::: Supplied material

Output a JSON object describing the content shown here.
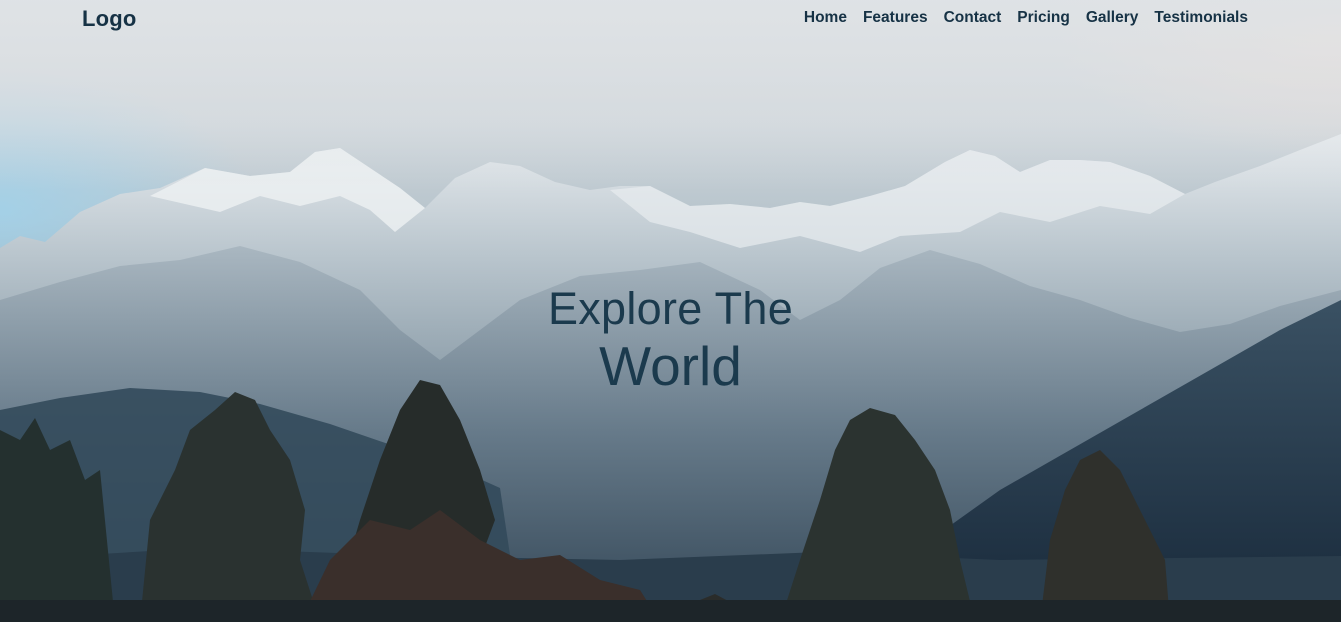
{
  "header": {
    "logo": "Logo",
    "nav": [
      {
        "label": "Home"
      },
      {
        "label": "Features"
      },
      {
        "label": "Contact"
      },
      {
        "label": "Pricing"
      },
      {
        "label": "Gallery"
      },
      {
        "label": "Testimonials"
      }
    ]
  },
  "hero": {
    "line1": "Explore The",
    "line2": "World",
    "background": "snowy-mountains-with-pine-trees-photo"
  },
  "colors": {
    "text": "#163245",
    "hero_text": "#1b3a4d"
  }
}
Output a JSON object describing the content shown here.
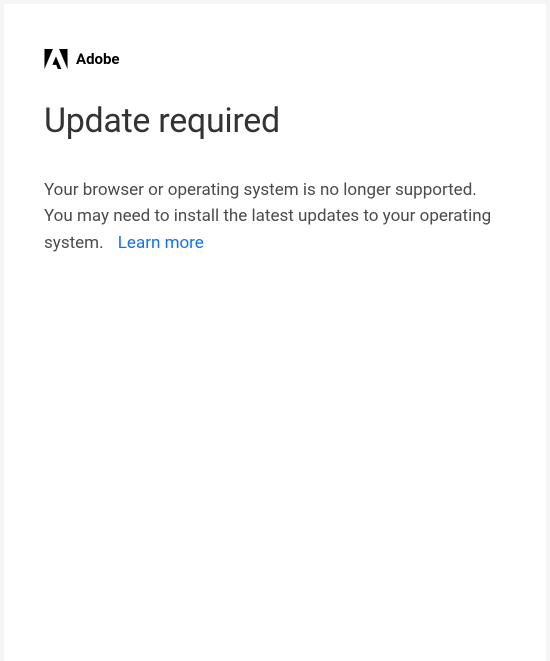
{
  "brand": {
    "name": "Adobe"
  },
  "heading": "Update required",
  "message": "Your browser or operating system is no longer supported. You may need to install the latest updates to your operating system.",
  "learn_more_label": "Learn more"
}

::::::

What is asked — Omit the pictures, then output the rest of the listing exactly.

Response to this task —
Output a JSON object describing the content shown here.
{
  "header": {
    "logo": "Logo",
    "nav": [
      {
        "label": "Home"
      },
      {
        "label": "Features"
      },
      {
        "label": "Contact"
      },
      {
        "label": "Pricing"
      },
      {
        "label": "Gallery"
      },
      {
        "label": "Testimonials"
      }
    ]
  },
  "hero": {
    "line1": "Explore The",
    "line2": "World",
    "background": "snowy-mountains-with-pine-trees-photo"
  },
  "colors": {
    "text": "#163245",
    "hero_text": "#1b3a4d"
  }
}
Output a JSON object describing the content shown here.
{
  "brand": {
    "name": "Adobe"
  },
  "heading": "Update required",
  "message": "Your browser or operating system is no longer supported. You may need to install the latest updates to your operating system.",
  "learn_more_label": "Learn more"
}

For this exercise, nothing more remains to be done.